[Entradas de elementos anotados]
+++++
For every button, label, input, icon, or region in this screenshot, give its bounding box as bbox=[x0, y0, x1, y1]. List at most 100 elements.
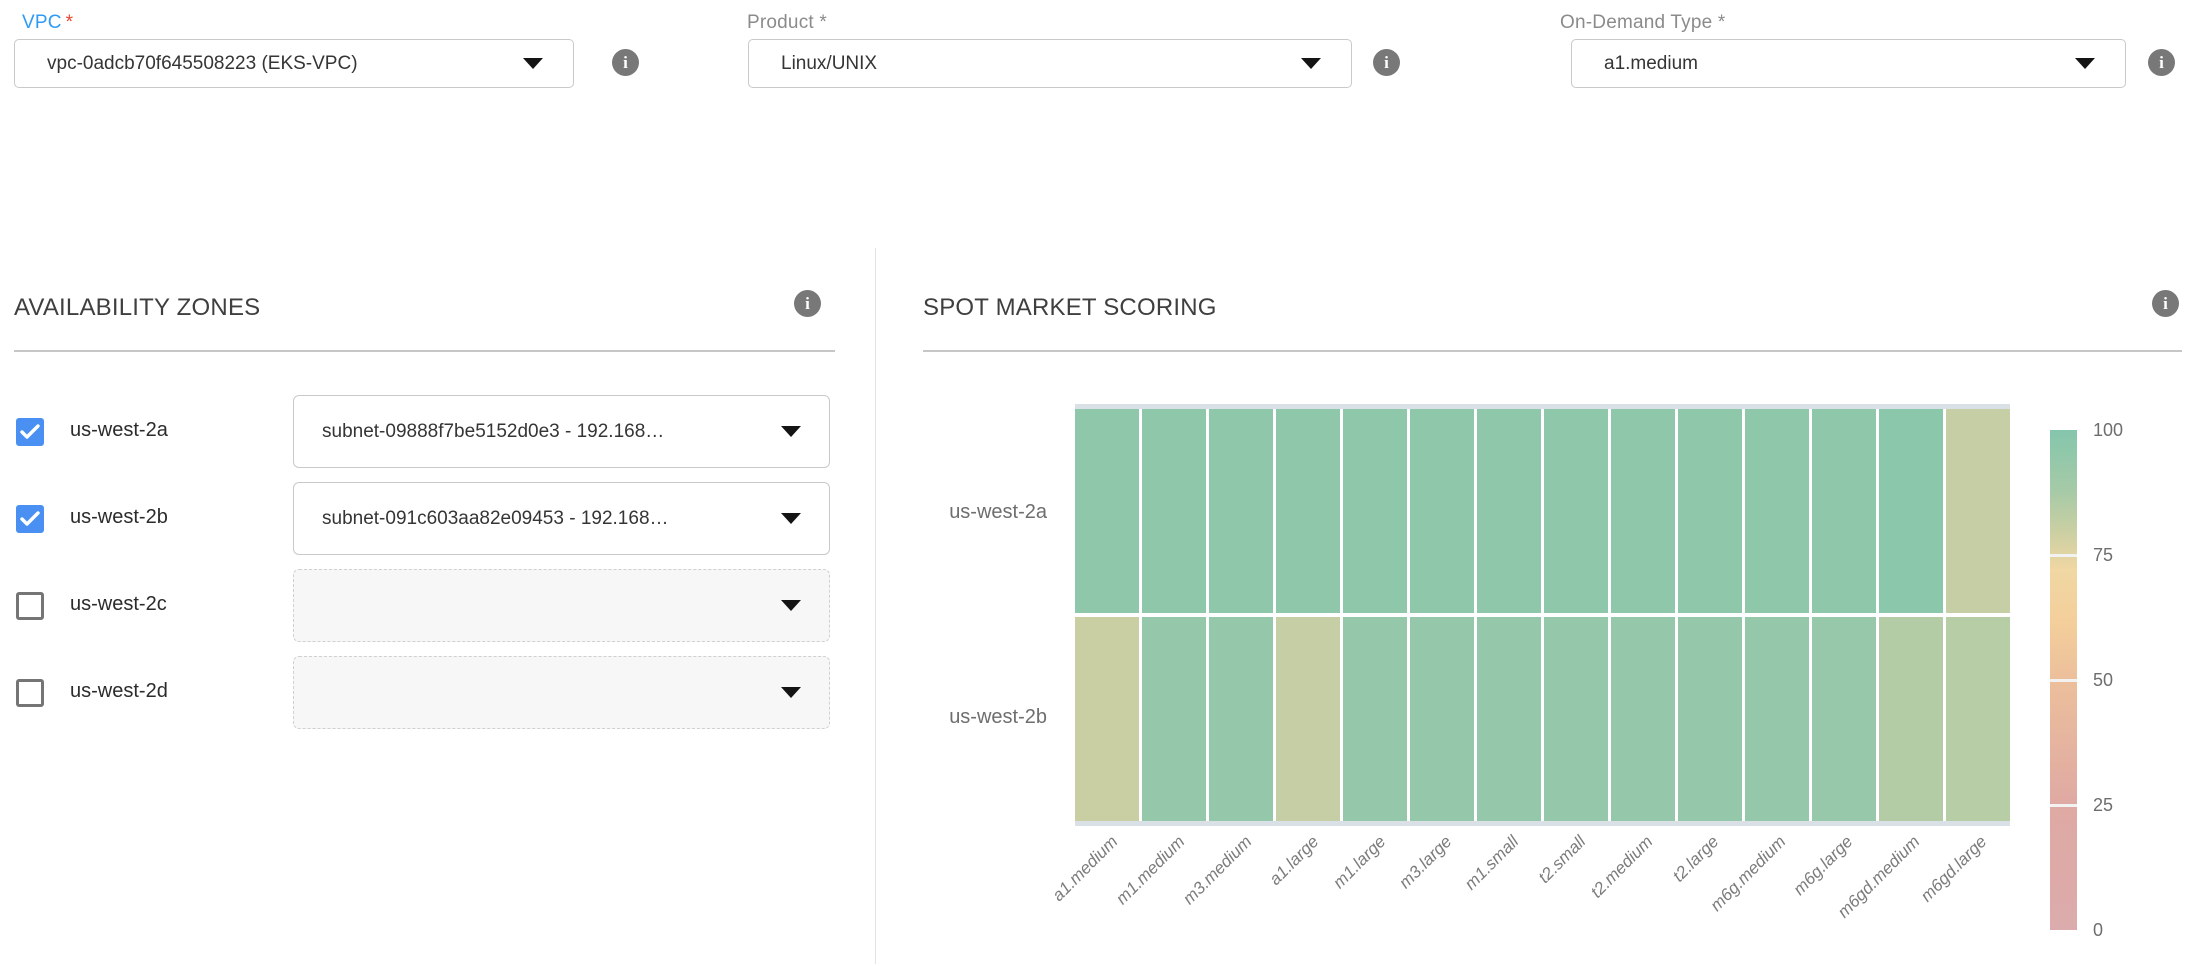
heatmap-xlabel-m1.small: m1.small bbox=[1389, 832, 1523, 966]
product-select[interactable]: Linux/UNIX bbox=[748, 39, 1352, 88]
heatmap-cell-us-west-2b-m1.small bbox=[1477, 617, 1541, 821]
zone-row-us-west-2c: us-west-2c bbox=[0, 569, 875, 642]
subnet-select-value: subnet-09888f7be5152d0e3 - 192.168… bbox=[322, 421, 765, 443]
on-demand-type-label: On-Demand Type * bbox=[1560, 12, 1726, 34]
chevron-down-icon bbox=[781, 513, 801, 524]
heatmap-xlabel-m6g.large: m6g.large bbox=[1723, 832, 1857, 966]
heatmap-cell-us-west-2b-m3.large bbox=[1410, 617, 1474, 821]
heatmap-cell-us-west-2a-m6gd.medium bbox=[1879, 409, 1943, 613]
colorbar-label-25: 25 bbox=[2093, 794, 2113, 816]
chevron-down-icon bbox=[781, 426, 801, 437]
heatmap-cell-us-west-2b-a1.large bbox=[1276, 617, 1340, 821]
vpc-required-asterisk: * bbox=[66, 12, 74, 33]
heatmap-cell-us-west-2b-m6gd.large bbox=[1946, 617, 2010, 821]
product-info-icon[interactable]: i bbox=[1373, 49, 1400, 76]
chevron-down-icon bbox=[1301, 58, 1321, 69]
heatmap-xlabel-m3.large: m3.large bbox=[1322, 832, 1456, 966]
vpc-select-value: vpc-0adcb70f645508223 (EKS-VPC) bbox=[47, 53, 507, 75]
zone-checkbox-us-west-2d[interactable] bbox=[16, 679, 44, 707]
heatmap-cell-us-west-2a-t2.large bbox=[1678, 409, 1742, 613]
colorbar-label-0: 0 bbox=[2093, 919, 2103, 941]
heatmap-cell-us-west-2b-a1.medium bbox=[1075, 617, 1139, 821]
subnet-select-us-west-2a[interactable]: subnet-09888f7be5152d0e3 - 192.168… bbox=[293, 395, 830, 468]
zone-checkbox-us-west-2b[interactable] bbox=[16, 505, 44, 533]
heatmap-xlabel-a1.medium: a1.medium bbox=[988, 832, 1122, 966]
subnet-select-us-west-2b[interactable]: subnet-091c603aa82e09453 - 192.168… bbox=[293, 482, 830, 555]
heatmap-cell-us-west-2a-m1.small bbox=[1477, 409, 1541, 613]
spot-market-scoring-title: SPOT MARKET SCORING bbox=[923, 294, 1217, 322]
heatmap-cell-us-west-2b-m6g.large bbox=[1812, 617, 1876, 821]
colorbar-label-75: 75 bbox=[2093, 544, 2113, 566]
chevron-down-icon bbox=[781, 600, 801, 611]
zone-name: us-west-2a bbox=[70, 419, 168, 442]
heatmap-xlabel-t2.large: t2.large bbox=[1589, 832, 1723, 966]
heatmap-cell-us-west-2a-m6g.large bbox=[1812, 409, 1876, 613]
heatmap-cell-us-west-2b-m1.medium bbox=[1142, 617, 1206, 821]
colorbar-label-50: 50 bbox=[2093, 669, 2113, 691]
colorbar-tick-25 bbox=[2050, 804, 2077, 807]
vpc-select[interactable]: vpc-0adcb70f645508223 (EKS-VPC) bbox=[14, 39, 574, 88]
heatmap-xlabel-a1.large: a1.large bbox=[1189, 832, 1323, 966]
heatmap-cell-us-west-2a-a1.medium bbox=[1075, 409, 1139, 613]
chevron-down-icon bbox=[781, 687, 801, 698]
heatmap-cell-us-west-2a-m1.medium bbox=[1142, 409, 1206, 613]
heatmap-cell-us-west-2b-m1.large bbox=[1343, 617, 1407, 821]
spot-market-scoring-heatmap: us-west-2aus-west-2b a1.mediumm1.mediumm… bbox=[875, 352, 2196, 964]
zone-name: us-west-2c bbox=[70, 593, 167, 616]
on-demand-type-select-value: a1.medium bbox=[1604, 53, 2059, 75]
colorbar-label-100: 100 bbox=[2093, 419, 2123, 441]
availability-zones-title: AVAILABILITY ZONES bbox=[14, 294, 260, 322]
product-label: Product * bbox=[747, 12, 827, 34]
chevron-down-icon bbox=[523, 58, 543, 69]
heatmap-cell-us-west-2b-t2.medium bbox=[1611, 617, 1675, 821]
heatmap-cell-us-west-2a-m3.large bbox=[1410, 409, 1474, 613]
product-select-value: Linux/UNIX bbox=[781, 53, 1285, 75]
heatmap-ylabel-us-west-2a: us-west-2a bbox=[875, 501, 1047, 523]
checkmark-icon bbox=[20, 511, 40, 527]
heatmap-xlabel-m1.medium: m1.medium bbox=[1055, 832, 1189, 966]
vpc-label-text: VPC bbox=[22, 12, 62, 33]
heatmap-cell-us-west-2a-m3.medium bbox=[1209, 409, 1273, 613]
heatmap-ylabel-us-west-2b: us-west-2b bbox=[875, 706, 1047, 728]
heatmap-cell-us-west-2a-m6g.medium bbox=[1745, 409, 1809, 613]
subnet-select-value: subnet-091c603aa82e09453 - 192.168… bbox=[322, 508, 765, 530]
heatmap-xlabel-t2.small: t2.small bbox=[1456, 832, 1590, 966]
heatmap-cell-us-west-2b-m6g.medium bbox=[1745, 617, 1809, 821]
on-demand-type-info-icon[interactable]: i bbox=[2148, 49, 2175, 76]
heatmap-cell-us-west-2b-t2.large bbox=[1678, 617, 1742, 821]
on-demand-type-select[interactable]: a1.medium bbox=[1571, 39, 2126, 88]
heatmap-xlabel-t2.medium: t2.medium bbox=[1522, 832, 1656, 966]
heatmap-colorbar bbox=[2050, 430, 2077, 930]
checkmark-icon bbox=[20, 424, 40, 440]
vpc-label: VPC* bbox=[22, 12, 73, 34]
zone-row-us-west-2a: us-west-2a subnet-09888f7be5152d0e3 - 19… bbox=[0, 395, 875, 468]
heatmap-cell-us-west-2b-m6gd.medium bbox=[1879, 617, 1943, 821]
heatmap-grid bbox=[1075, 404, 2010, 826]
heatmap-cell-us-west-2b-m3.medium bbox=[1209, 617, 1273, 821]
heatmap-cell-us-west-2a-t2.medium bbox=[1611, 409, 1675, 613]
zone-name: us-west-2d bbox=[70, 680, 168, 703]
chevron-down-icon bbox=[2075, 58, 2095, 69]
heatmap-xlabel-m3.medium: m3.medium bbox=[1122, 832, 1256, 966]
zone-checkbox-us-west-2c[interactable] bbox=[16, 592, 44, 620]
heatmap-xlabel-m6g.medium: m6g.medium bbox=[1656, 832, 1790, 966]
zone-checkbox-us-west-2a[interactable] bbox=[16, 418, 44, 446]
zone-row-us-west-2d: us-west-2d bbox=[0, 656, 875, 729]
vpc-info-icon[interactable]: i bbox=[612, 49, 639, 76]
zone-name: us-west-2b bbox=[70, 506, 168, 529]
subnet-select-us-west-2d[interactable] bbox=[293, 656, 830, 729]
heatmap-cell-us-west-2a-t2.small bbox=[1544, 409, 1608, 613]
colorbar-tick-50 bbox=[2050, 679, 2077, 682]
colorbar-tick-75 bbox=[2050, 554, 2077, 557]
heatmap-cell-us-west-2a-m6gd.large bbox=[1946, 409, 2010, 613]
heatmap-cell-us-west-2a-m1.large bbox=[1343, 409, 1407, 613]
zone-row-us-west-2b: us-west-2b subnet-091c603aa82e09453 - 19… bbox=[0, 482, 875, 555]
heatmap-cell-us-west-2a-a1.large bbox=[1276, 409, 1340, 613]
availability-zones-info-icon[interactable]: i bbox=[794, 290, 821, 317]
heatmap-xlabel-m1.large: m1.large bbox=[1255, 832, 1389, 966]
subnet-select-us-west-2c[interactable] bbox=[293, 569, 830, 642]
heatmap-xlabel-m6gd.large: m6gd.large bbox=[1856, 832, 1990, 966]
heatmap-xlabel-m6gd.medium: m6gd.medium bbox=[1790, 832, 1924, 966]
spot-market-scoring-info-icon[interactable]: i bbox=[2152, 290, 2179, 317]
availability-zones-underline bbox=[14, 350, 835, 352]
+++++
TAREFA: Por favor, copie sem nenhuma alteração as linhas acima, começando na que contém "heatmap-xlabel-m1.small: m1.small bbox=[1389, 832, 1523, 966]" e terminando na que contém "zone-row-us-west-2c: us-west-2c bbox=[0, 569, 875, 642]", incluindo as duas.

SAÍDA ABAIXO:
heatmap-xlabel-m1.small: m1.small bbox=[1389, 832, 1523, 966]
product-select[interactable]: Linux/UNIX bbox=[748, 39, 1352, 88]
heatmap-cell-us-west-2b-m1.small bbox=[1477, 617, 1541, 821]
zone-row-us-west-2c: us-west-2c bbox=[0, 569, 875, 642]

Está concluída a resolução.